§ What you are asked to do
Copy out all of the material exactly as presented.

§ Material for this task
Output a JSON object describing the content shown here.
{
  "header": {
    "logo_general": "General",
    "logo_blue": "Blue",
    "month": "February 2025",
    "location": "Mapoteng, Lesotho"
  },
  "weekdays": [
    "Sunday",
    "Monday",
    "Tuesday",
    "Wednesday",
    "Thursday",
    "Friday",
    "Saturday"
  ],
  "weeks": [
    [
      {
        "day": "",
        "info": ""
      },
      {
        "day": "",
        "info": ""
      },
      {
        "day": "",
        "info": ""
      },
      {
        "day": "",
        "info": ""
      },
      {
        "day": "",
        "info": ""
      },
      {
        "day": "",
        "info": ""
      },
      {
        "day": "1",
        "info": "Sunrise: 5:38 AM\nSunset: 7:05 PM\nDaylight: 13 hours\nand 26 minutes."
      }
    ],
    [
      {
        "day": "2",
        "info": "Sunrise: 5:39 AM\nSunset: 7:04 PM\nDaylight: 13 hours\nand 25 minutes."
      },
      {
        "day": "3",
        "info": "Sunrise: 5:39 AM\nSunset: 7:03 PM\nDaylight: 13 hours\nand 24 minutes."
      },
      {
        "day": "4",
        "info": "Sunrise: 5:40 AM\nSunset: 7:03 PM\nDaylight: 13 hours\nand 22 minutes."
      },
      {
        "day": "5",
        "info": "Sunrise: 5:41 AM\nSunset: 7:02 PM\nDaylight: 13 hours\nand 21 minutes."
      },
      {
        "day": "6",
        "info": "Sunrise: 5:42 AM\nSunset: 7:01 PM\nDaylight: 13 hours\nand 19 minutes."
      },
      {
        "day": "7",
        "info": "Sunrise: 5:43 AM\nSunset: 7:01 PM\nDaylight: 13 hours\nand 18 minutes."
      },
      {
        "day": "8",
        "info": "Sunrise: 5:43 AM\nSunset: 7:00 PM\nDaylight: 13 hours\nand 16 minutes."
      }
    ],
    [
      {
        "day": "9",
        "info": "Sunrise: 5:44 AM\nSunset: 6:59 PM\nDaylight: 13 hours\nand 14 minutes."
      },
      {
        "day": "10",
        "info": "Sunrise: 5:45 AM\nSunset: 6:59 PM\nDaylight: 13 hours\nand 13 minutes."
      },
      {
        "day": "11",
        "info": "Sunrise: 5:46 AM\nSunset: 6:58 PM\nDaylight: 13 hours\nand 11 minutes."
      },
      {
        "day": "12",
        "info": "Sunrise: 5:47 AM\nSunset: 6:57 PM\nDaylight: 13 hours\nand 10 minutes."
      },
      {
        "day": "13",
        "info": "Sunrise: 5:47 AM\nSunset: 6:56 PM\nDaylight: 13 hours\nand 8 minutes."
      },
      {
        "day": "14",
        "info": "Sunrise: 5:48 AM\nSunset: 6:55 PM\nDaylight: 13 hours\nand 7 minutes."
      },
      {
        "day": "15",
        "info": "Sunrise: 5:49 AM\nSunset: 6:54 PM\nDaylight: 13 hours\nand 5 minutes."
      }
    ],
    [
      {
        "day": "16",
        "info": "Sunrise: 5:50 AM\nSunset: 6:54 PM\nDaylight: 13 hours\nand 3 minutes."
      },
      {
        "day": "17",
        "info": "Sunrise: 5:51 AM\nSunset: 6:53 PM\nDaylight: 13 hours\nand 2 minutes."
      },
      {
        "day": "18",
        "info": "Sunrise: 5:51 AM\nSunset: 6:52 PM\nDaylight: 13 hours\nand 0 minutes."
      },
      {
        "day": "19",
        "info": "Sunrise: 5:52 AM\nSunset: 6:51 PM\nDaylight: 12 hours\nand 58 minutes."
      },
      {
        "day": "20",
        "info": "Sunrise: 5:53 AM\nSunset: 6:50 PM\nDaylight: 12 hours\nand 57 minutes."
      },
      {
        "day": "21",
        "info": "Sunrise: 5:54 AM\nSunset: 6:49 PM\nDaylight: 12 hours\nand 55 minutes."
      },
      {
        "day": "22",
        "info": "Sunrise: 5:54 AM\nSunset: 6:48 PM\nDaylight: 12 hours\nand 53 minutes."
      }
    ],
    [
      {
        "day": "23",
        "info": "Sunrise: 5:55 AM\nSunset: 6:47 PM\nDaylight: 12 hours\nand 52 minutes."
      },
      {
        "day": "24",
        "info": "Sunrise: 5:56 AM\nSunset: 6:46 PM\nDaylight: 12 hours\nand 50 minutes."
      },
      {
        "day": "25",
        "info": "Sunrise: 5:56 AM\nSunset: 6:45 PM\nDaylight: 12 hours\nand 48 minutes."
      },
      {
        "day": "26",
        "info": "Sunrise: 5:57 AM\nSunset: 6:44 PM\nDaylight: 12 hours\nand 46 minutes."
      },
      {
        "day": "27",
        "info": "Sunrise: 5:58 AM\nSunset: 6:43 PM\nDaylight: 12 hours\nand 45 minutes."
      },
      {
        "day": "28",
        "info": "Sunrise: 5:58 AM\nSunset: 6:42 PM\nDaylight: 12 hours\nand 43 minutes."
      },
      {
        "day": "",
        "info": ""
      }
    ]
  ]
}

§ Task response
Output a JSON object describing the content shown here.
{
  "header": {
    "logo_general": "General",
    "logo_blue": "Blue",
    "month": "February 2025",
    "location": "Mapoteng, Lesotho"
  },
  "weekdays": [
    "Sunday",
    "Monday",
    "Tuesday",
    "Wednesday",
    "Thursday",
    "Friday",
    "Saturday"
  ],
  "weeks": [
    [
      {
        "day": "",
        "info": ""
      },
      {
        "day": "",
        "info": ""
      },
      {
        "day": "",
        "info": ""
      },
      {
        "day": "",
        "info": ""
      },
      {
        "day": "",
        "info": ""
      },
      {
        "day": "",
        "info": ""
      },
      {
        "day": "1",
        "info": "Sunrise: 5:38 AM\nSunset: 7:05 PM\nDaylight: 13 hours\nand 26 minutes."
      }
    ],
    [
      {
        "day": "2",
        "info": "Sunrise: 5:39 AM\nSunset: 7:04 PM\nDaylight: 13 hours\nand 25 minutes."
      },
      {
        "day": "3",
        "info": "Sunrise: 5:39 AM\nSunset: 7:03 PM\nDaylight: 13 hours\nand 24 minutes."
      },
      {
        "day": "4",
        "info": "Sunrise: 5:40 AM\nSunset: 7:03 PM\nDaylight: 13 hours\nand 22 minutes."
      },
      {
        "day": "5",
        "info": "Sunrise: 5:41 AM\nSunset: 7:02 PM\nDaylight: 13 hours\nand 21 minutes."
      },
      {
        "day": "6",
        "info": "Sunrise: 5:42 AM\nSunset: 7:01 PM\nDaylight: 13 hours\nand 19 minutes."
      },
      {
        "day": "7",
        "info": "Sunrise: 5:43 AM\nSunset: 7:01 PM\nDaylight: 13 hours\nand 18 minutes."
      },
      {
        "day": "8",
        "info": "Sunrise: 5:43 AM\nSunset: 7:00 PM\nDaylight: 13 hours\nand 16 minutes."
      }
    ],
    [
      {
        "day": "9",
        "info": "Sunrise: 5:44 AM\nSunset: 6:59 PM\nDaylight: 13 hours\nand 14 minutes."
      },
      {
        "day": "10",
        "info": "Sunrise: 5:45 AM\nSunset: 6:59 PM\nDaylight: 13 hours\nand 13 minutes."
      },
      {
        "day": "11",
        "info": "Sunrise: 5:46 AM\nSunset: 6:58 PM\nDaylight: 13 hours\nand 11 minutes."
      },
      {
        "day": "12",
        "info": "Sunrise: 5:47 AM\nSunset: 6:57 PM\nDaylight: 13 hours\nand 10 minutes."
      },
      {
        "day": "13",
        "info": "Sunrise: 5:47 AM\nSunset: 6:56 PM\nDaylight: 13 hours\nand 8 minutes."
      },
      {
        "day": "14",
        "info": "Sunrise: 5:48 AM\nSunset: 6:55 PM\nDaylight: 13 hours\nand 7 minutes."
      },
      {
        "day": "15",
        "info": "Sunrise: 5:49 AM\nSunset: 6:54 PM\nDaylight: 13 hours\nand 5 minutes."
      }
    ],
    [
      {
        "day": "16",
        "info": "Sunrise: 5:50 AM\nSunset: 6:54 PM\nDaylight: 13 hours\nand 3 minutes."
      },
      {
        "day": "17",
        "info": "Sunrise: 5:51 AM\nSunset: 6:53 PM\nDaylight: 13 hours\nand 2 minutes."
      },
      {
        "day": "18",
        "info": "Sunrise: 5:51 AM\nSunset: 6:52 PM\nDaylight: 13 hours\nand 0 minutes."
      },
      {
        "day": "19",
        "info": "Sunrise: 5:52 AM\nSunset: 6:51 PM\nDaylight: 12 hours\nand 58 minutes."
      },
      {
        "day": "20",
        "info": "Sunrise: 5:53 AM\nSunset: 6:50 PM\nDaylight: 12 hours\nand 57 minutes."
      },
      {
        "day": "21",
        "info": "Sunrise: 5:54 AM\nSunset: 6:49 PM\nDaylight: 12 hours\nand 55 minutes."
      },
      {
        "day": "22",
        "info": "Sunrise: 5:54 AM\nSunset: 6:48 PM\nDaylight: 12 hours\nand 53 minutes."
      }
    ],
    [
      {
        "day": "23",
        "info": "Sunrise: 5:55 AM\nSunset: 6:47 PM\nDaylight: 12 hours\nand 52 minutes."
      },
      {
        "day": "24",
        "info": "Sunrise: 5:56 AM\nSunset: 6:46 PM\nDaylight: 12 hours\nand 50 minutes."
      },
      {
        "day": "25",
        "info": "Sunrise: 5:56 AM\nSunset: 6:45 PM\nDaylight: 12 hours\nand 48 minutes."
      },
      {
        "day": "26",
        "info": "Sunrise: 5:57 AM\nSunset: 6:44 PM\nDaylight: 12 hours\nand 46 minutes."
      },
      {
        "day": "27",
        "info": "Sunrise: 5:58 AM\nSunset: 6:43 PM\nDaylight: 12 hours\nand 45 minutes."
      },
      {
        "day": "28",
        "info": "Sunrise: 5:58 AM\nSunset: 6:42 PM\nDaylight: 12 hours\nand 43 minutes."
      },
      {
        "day": "",
        "info": ""
      }
    ]
  ]
}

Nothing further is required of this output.